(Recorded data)

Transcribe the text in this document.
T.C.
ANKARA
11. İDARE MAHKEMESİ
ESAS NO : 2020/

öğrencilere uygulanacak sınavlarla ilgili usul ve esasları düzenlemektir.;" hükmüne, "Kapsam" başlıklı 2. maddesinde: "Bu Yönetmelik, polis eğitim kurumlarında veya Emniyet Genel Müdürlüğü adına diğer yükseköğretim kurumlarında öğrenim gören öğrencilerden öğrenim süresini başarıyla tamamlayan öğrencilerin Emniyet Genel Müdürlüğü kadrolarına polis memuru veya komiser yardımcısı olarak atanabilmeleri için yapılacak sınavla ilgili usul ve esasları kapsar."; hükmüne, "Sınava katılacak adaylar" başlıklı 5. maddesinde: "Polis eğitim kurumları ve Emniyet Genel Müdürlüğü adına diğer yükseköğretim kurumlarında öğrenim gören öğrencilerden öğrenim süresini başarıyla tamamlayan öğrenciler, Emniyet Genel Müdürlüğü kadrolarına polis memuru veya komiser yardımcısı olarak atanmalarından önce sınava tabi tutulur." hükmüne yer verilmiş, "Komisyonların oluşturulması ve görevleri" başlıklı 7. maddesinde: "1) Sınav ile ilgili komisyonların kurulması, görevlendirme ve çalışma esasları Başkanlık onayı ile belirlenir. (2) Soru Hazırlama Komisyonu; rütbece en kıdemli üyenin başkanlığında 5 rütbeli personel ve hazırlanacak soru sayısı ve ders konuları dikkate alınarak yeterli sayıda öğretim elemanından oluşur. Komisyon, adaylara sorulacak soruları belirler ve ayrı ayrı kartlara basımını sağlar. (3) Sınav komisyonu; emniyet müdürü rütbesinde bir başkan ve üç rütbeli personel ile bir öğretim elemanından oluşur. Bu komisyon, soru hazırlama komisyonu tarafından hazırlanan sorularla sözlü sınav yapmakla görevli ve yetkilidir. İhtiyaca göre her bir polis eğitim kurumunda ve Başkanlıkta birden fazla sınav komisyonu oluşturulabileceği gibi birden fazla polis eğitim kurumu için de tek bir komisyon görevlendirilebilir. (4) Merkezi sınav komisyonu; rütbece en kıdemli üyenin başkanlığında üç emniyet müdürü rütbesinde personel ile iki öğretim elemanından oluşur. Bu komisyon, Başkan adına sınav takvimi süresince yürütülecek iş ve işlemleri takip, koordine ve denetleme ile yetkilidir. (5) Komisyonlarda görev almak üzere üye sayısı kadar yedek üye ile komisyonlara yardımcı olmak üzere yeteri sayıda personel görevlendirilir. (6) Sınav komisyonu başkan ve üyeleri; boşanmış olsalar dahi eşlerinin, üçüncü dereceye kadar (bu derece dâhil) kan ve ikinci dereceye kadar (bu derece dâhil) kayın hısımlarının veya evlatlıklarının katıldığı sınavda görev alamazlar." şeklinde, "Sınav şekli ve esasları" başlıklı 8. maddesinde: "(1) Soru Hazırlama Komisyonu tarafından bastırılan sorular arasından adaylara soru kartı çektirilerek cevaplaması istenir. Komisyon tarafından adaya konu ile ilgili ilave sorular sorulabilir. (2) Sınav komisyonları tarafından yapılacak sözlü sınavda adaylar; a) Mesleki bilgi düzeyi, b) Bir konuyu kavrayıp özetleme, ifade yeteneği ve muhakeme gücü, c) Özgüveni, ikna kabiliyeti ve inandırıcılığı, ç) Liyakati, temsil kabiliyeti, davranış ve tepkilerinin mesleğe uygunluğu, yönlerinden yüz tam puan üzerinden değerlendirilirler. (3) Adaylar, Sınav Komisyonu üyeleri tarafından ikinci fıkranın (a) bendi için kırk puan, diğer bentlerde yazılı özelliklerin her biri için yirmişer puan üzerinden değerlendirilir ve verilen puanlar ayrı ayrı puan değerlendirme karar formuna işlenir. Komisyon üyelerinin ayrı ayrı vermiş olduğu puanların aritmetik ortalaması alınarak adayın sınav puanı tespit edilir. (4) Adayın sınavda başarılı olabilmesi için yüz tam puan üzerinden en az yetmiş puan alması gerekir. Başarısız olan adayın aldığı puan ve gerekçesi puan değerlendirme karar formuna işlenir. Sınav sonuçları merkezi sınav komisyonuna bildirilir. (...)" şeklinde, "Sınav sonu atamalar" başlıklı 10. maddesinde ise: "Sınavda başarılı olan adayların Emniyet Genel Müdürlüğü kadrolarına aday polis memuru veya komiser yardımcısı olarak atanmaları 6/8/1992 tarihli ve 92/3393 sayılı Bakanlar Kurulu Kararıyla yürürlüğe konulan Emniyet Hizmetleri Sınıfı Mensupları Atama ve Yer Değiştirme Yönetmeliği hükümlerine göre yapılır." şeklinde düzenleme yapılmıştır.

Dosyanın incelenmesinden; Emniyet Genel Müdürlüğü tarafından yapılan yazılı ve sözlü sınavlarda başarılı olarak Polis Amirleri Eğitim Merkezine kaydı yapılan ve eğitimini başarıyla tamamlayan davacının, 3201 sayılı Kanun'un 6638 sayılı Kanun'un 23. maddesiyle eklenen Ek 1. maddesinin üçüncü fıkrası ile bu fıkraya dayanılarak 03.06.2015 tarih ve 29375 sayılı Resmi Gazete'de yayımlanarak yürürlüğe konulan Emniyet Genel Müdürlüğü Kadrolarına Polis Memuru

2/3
* * *
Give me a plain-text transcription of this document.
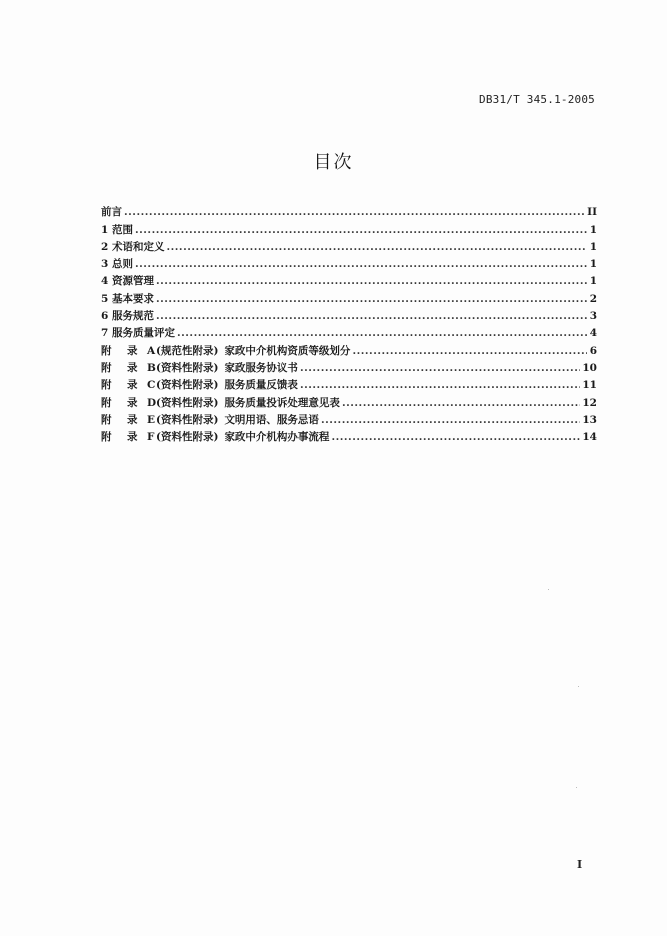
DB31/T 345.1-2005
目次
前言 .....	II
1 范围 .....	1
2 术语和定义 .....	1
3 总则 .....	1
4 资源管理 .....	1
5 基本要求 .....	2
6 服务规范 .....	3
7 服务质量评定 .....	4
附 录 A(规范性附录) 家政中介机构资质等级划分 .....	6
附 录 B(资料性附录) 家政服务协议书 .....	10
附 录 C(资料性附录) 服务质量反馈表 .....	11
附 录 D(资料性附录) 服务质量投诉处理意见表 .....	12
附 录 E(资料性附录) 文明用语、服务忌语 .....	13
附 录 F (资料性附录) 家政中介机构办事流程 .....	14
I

(To do) Look through the entries and find each line that has the string "资料性附录". Copy those lines.

(Task solution)
附 录 B(资料性附录) 家政服务协议书 .....	10
附 录 C(资料性附录) 服务质量反馈表 .....	11
附 录 D(资料性附录) 服务质量投诉处理意见表 .....	12
附 录 E(资料性附录) 文明用语、服务忌语 .....	13
附 录 F (资料性附录) 家政中介机构办事流程 .....	14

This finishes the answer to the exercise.